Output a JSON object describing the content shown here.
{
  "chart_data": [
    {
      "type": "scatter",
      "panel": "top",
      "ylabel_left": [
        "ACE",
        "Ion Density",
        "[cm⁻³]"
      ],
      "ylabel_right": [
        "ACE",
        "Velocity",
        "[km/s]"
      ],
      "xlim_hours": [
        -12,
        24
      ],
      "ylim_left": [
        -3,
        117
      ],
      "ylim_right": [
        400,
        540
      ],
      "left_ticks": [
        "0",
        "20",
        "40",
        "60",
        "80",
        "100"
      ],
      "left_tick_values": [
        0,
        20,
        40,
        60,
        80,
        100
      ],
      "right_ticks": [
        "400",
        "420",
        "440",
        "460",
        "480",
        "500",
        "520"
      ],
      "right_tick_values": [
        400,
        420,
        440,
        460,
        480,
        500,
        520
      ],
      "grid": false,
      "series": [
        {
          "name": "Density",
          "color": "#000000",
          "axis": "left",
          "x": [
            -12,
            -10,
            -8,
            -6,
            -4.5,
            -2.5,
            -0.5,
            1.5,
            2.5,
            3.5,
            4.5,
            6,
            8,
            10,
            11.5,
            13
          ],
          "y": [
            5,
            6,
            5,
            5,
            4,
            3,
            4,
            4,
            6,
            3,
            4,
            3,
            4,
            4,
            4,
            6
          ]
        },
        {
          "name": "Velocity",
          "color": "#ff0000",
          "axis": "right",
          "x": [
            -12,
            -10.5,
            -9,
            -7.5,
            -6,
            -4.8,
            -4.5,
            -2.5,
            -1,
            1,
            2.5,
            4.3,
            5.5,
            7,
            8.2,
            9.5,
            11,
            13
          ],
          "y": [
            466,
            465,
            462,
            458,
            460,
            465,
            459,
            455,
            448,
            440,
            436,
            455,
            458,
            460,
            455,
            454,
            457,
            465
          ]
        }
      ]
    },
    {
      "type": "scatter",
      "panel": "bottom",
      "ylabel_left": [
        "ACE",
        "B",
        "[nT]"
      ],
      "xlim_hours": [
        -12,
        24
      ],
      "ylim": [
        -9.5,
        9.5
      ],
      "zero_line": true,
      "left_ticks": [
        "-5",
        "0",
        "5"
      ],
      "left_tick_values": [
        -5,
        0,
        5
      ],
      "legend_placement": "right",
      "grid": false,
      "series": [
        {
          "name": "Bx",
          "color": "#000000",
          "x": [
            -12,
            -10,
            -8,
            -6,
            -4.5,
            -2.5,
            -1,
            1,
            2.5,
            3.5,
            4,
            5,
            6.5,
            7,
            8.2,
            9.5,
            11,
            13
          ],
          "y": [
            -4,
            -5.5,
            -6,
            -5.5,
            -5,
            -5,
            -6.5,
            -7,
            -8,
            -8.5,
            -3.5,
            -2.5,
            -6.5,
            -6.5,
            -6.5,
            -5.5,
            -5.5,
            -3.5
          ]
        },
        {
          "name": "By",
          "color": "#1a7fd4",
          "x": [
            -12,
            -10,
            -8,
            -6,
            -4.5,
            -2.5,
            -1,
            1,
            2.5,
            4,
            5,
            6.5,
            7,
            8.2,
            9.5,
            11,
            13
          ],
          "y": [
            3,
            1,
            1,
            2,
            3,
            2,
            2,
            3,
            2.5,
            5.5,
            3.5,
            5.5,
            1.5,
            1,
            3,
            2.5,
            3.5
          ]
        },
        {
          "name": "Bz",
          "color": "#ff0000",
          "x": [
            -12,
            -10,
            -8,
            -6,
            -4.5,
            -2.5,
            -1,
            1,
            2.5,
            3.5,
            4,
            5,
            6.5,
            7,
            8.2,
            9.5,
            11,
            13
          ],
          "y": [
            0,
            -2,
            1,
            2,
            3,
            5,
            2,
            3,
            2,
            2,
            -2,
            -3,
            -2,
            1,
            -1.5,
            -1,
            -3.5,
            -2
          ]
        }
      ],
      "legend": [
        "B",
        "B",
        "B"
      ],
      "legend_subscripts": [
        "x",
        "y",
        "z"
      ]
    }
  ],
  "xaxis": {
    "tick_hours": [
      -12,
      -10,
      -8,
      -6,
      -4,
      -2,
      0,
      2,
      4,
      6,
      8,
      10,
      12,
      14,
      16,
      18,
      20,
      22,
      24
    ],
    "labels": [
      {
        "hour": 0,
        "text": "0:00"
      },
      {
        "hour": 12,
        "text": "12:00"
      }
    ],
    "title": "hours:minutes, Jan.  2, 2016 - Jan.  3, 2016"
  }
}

• • • • •

- Task goal -
Quote every line of the data, word for word.

- Written answer -
Output a JSON object describing the content shown here.
{
  "chart_data": [
    {
      "type": "scatter",
      "panel": "top",
      "ylabel_left": [
        "ACE",
        "Ion Density",
        "[cm⁻³]"
      ],
      "ylabel_right": [
        "ACE",
        "Velocity",
        "[km/s]"
      ],
      "xlim_hours": [
        -12,
        24
      ],
      "ylim_left": [
        -3,
        117
      ],
      "ylim_right": [
        400,
        540
      ],
      "left_ticks": [
        "0",
        "20",
        "40",
        "60",
        "80",
        "100"
      ],
      "left_tick_values": [
        0,
        20,
        40,
        60,
        80,
        100
      ],
      "right_ticks": [
        "400",
        "420",
        "440",
        "460",
        "480",
        "500",
        "520"
      ],
      "right_tick_values": [
        400,
        420,
        440,
        460,
        480,
        500,
        520
      ],
      "grid": false,
      "series": [
        {
          "name": "Density",
          "color": "#000000",
          "axis": "left",
          "x": [
            -12,
            -10,
            -8,
            -6,
            -4.5,
            -2.5,
            -0.5,
            1.5,
            2.5,
            3.5,
            4.5,
            6,
            8,
            10,
            11.5,
            13
          ],
          "y": [
            5,
            6,
            5,
            5,
            4,
            3,
            4,
            4,
            6,
            3,
            4,
            3,
            4,
            4,
            4,
            6
          ]
        },
        {
          "name": "Velocity",
          "color": "#ff0000",
          "axis": "right",
          "x": [
            -12,
            -10.5,
            -9,
            -7.5,
            -6,
            -4.8,
            -4.5,
            -2.5,
            -1,
            1,
            2.5,
            4.3,
            5.5,
            7,
            8.2,
            9.5,
            11,
            13
          ],
          "y": [
            466,
            465,
            462,
            458,
            460,
            465,
            459,
            455,
            448,
            440,
            436,
            455,
            458,
            460,
            455,
            454,
            457,
            465
          ]
        }
      ]
    },
    {
      "type": "scatter",
      "panel": "bottom",
      "ylabel_left": [
        "ACE",
        "B",
        "[nT]"
      ],
      "xlim_hours": [
        -12,
        24
      ],
      "ylim": [
        -9.5,
        9.5
      ],
      "zero_line": true,
      "left_ticks": [
        "-5",
        "0",
        "5"
      ],
      "left_tick_values": [
        -5,
        0,
        5
      ],
      "legend_placement": "right",
      "grid": false,
      "series": [
        {
          "name": "Bx",
          "color": "#000000",
          "x": [
            -12,
            -10,
            -8,
            -6,
            -4.5,
            -2.5,
            -1,
            1,
            2.5,
            3.5,
            4,
            5,
            6.5,
            7,
            8.2,
            9.5,
            11,
            13
          ],
          "y": [
            -4,
            -5.5,
            -6,
            -5.5,
            -5,
            -5,
            -6.5,
            -7,
            -8,
            -8.5,
            -3.5,
            -2.5,
            -6.5,
            -6.5,
            -6.5,
            -5.5,
            -5.5,
            -3.5
          ]
        },
        {
          "name": "By",
          "color": "#1a7fd4",
          "x": [
            -12,
            -10,
            -8,
            -6,
            -4.5,
            -2.5,
            -1,
            1,
            2.5,
            4,
            5,
            6.5,
            7,
            8.2,
            9.5,
            11,
            13
          ],
          "y": [
            3,
            1,
            1,
            2,
            3,
            2,
            2,
            3,
            2.5,
            5.5,
            3.5,
            5.5,
            1.5,
            1,
            3,
            2.5,
            3.5
          ]
        },
        {
          "name": "Bz",
          "color": "#ff0000",
          "x": [
            -12,
            -10,
            -8,
            -6,
            -4.5,
            -2.5,
            -1,
            1,
            2.5,
            3.5,
            4,
            5,
            6.5,
            7,
            8.2,
            9.5,
            11,
            13
          ],
          "y": [
            0,
            -2,
            1,
            2,
            3,
            5,
            2,
            3,
            2,
            2,
            -2,
            -3,
            -2,
            1,
            -1.5,
            -1,
            -3.5,
            -2
          ]
        }
      ],
      "legend": [
        "B",
        "B",
        "B"
      ],
      "legend_subscripts": [
        "x",
        "y",
        "z"
      ]
    }
  ],
  "xaxis": {
    "tick_hours": [
      -12,
      -10,
      -8,
      -6,
      -4,
      -2,
      0,
      2,
      4,
      6,
      8,
      10,
      12,
      14,
      16,
      18,
      20,
      22,
      24
    ],
    "labels": [
      {
        "hour": 0,
        "text": "0:00"
      },
      {
        "hour": 12,
        "text": "12:00"
      }
    ],
    "title": "hours:minutes, Jan.  2, 2016 - Jan.  3, 2016"
  }
}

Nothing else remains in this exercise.